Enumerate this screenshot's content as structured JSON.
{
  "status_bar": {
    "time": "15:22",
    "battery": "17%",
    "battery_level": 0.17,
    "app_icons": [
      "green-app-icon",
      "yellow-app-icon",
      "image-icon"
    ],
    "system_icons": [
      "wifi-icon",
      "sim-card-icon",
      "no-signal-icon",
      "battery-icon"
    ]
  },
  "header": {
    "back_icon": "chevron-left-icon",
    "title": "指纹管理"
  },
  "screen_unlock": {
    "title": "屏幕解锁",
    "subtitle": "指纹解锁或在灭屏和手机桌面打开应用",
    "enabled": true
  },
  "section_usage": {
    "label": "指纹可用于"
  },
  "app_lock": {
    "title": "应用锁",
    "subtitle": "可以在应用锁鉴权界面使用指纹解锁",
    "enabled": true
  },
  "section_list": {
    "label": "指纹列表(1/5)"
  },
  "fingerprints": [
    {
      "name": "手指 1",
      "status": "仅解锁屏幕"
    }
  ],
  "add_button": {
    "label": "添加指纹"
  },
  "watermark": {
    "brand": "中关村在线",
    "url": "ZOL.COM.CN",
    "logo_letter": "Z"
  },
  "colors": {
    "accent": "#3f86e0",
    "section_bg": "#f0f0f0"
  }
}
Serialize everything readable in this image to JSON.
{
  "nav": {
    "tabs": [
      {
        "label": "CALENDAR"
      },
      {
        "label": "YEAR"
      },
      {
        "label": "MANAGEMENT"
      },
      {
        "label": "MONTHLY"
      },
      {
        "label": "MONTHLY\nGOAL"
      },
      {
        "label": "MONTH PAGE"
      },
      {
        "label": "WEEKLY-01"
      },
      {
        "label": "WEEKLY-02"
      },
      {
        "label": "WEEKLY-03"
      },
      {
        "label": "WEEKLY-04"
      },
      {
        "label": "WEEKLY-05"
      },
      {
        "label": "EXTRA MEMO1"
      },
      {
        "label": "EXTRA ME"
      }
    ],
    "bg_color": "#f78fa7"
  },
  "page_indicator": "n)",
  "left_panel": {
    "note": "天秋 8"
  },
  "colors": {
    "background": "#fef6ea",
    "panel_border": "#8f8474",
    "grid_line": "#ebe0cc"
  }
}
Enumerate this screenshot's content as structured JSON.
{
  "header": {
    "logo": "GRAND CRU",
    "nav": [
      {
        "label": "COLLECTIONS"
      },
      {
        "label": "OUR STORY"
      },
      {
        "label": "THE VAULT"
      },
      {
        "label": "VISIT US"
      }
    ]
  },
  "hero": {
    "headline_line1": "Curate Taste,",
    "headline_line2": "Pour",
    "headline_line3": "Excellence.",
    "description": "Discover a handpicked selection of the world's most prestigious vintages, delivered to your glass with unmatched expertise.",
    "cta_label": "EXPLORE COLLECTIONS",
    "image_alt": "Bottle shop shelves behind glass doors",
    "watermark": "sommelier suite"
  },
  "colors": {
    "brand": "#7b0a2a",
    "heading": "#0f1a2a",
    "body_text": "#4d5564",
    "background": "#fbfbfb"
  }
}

#### Goal of the exercise
Write out every line of the records exactly.

#### The output
Enumerate this screenshot's content as structured JSON.
{
  "status_bar": {
    "time": "15:22",
    "battery": "17%",
    "battery_level": 0.17,
    "app_icons": [
      "green-app-icon",
      "yellow-app-icon",
      "image-icon"
    ],
    "system_icons": [
      "wifi-icon",
      "sim-card-icon",
      "no-signal-icon",
      "battery-icon"
    ]
  },
  "header": {
    "back_icon": "chevron-left-icon",
    "title": "指纹管理"
  },
  "screen_unlock": {
    "title": "屏幕解锁",
    "subtitle": "指纹解锁或在灭屏和手机桌面打开应用",
    "enabled": true
  },
  "section_usage": {
    "label": "指纹可用于"
  },
  "app_lock": {
    "title": "应用锁",
    "subtitle": "可以在应用锁鉴权界面使用指纹解锁",
    "enabled": true
  },
  "section_list": {
    "label": "指纹列表(1/5)"
  },
  "fingerprints": [
    {
      "name": "手指 1",
      "status": "仅解锁屏幕"
    }
  ],
  "add_button": {
    "label": "添加指纹"
  },
  "watermark": {
    "brand": "中关村在线",
    "url": "ZOL.COM.CN",
    "logo_letter": "Z"
  },
  "colors": {
    "accent": "#3f86e0",
    "section_bg": "#f0f0f0"
  }
}
Serialize everything readable in this image to JSON.
{
  "nav": {
    "tabs": [
      {
        "label": "CALENDAR"
      },
      {
        "label": "YEAR"
      },
      {
        "label": "MANAGEMENT"
      },
      {
        "label": "MONTHLY"
      },
      {
        "label": "MONTHLY\nGOAL"
      },
      {
        "label": "MONTH PAGE"
      },
      {
        "label": "WEEKLY-01"
      },
      {
        "label": "WEEKLY-02"
      },
      {
        "label": "WEEKLY-03"
      },
      {
        "label": "WEEKLY-04"
      },
      {
        "label": "WEEKLY-05"
      },
      {
        "label": "EXTRA MEMO1"
      },
      {
        "label": "EXTRA ME"
      }
    ],
    "bg_color": "#f78fa7"
  },
  "page_indicator": "n)",
  "left_panel": {
    "note": "天秋 8"
  },
  "colors": {
    "background": "#fef6ea",
    "panel_border": "#8f8474",
    "grid_line": "#ebe0cc"
  }
}
Enumerate this screenshot's content as structured JSON.
{
  "header": {
    "logo": "GRAND CRU",
    "nav": [
      {
        "label": "COLLECTIONS"
      },
      {
        "label": "OUR STORY"
      },
      {
        "label": "THE VAULT"
      },
      {
        "label": "VISIT US"
      }
    ]
  },
  "hero": {
    "headline_line1": "Curate Taste,",
    "headline_line2": "Pour",
    "headline_line3": "Excellence.",
    "description": "Discover a handpicked selection of the world's most prestigious vintages, delivered to your glass with unmatched expertise.",
    "cta_label": "EXPLORE COLLECTIONS",
    "image_alt": "Bottle shop shelves behind glass doors",
    "watermark": "sommelier suite"
  },
  "colors": {
    "brand": "#7b0a2a",
    "heading": "#0f1a2a",
    "body_text": "#4d5564",
    "background": "#fbfbfb"
  }
}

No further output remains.